- _Your task_:
Lines that include the word "text" are the ones to copy.

───── Dataset content ─────

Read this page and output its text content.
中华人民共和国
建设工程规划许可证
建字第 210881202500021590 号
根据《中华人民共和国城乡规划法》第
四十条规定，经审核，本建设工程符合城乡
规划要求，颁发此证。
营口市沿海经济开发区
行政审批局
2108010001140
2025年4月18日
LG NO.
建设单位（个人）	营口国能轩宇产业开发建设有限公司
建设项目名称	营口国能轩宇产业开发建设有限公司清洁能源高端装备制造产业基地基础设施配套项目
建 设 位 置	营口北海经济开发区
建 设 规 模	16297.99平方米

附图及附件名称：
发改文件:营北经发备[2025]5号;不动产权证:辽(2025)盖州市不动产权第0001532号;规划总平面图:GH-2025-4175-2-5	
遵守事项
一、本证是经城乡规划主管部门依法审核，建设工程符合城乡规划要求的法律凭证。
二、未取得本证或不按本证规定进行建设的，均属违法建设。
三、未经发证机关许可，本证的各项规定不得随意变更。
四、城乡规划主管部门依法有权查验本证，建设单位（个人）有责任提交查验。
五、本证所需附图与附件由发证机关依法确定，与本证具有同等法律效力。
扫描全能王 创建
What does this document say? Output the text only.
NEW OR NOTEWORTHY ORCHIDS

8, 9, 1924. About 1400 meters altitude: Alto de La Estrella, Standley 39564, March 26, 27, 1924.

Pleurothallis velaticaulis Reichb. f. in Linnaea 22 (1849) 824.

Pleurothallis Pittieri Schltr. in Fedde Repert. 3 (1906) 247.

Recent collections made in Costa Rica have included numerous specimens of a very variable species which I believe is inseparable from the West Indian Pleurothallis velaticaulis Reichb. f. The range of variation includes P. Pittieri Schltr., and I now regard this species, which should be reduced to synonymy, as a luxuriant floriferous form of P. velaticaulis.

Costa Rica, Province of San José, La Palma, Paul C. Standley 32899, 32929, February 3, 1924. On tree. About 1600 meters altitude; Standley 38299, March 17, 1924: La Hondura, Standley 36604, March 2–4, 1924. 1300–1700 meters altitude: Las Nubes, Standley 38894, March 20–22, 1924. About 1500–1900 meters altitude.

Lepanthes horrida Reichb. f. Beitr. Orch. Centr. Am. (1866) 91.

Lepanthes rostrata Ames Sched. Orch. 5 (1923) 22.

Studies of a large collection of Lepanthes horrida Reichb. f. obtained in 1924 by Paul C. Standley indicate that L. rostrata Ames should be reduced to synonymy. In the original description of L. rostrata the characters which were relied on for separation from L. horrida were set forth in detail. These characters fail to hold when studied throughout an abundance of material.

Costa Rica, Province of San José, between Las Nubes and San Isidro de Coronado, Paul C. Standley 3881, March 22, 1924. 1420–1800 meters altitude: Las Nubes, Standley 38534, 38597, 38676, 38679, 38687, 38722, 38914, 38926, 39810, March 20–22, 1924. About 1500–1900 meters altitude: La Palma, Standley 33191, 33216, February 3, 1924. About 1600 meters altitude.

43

─────

- _Solved problem_:
Read this page and output its text content.
What does this document say? Output the text only.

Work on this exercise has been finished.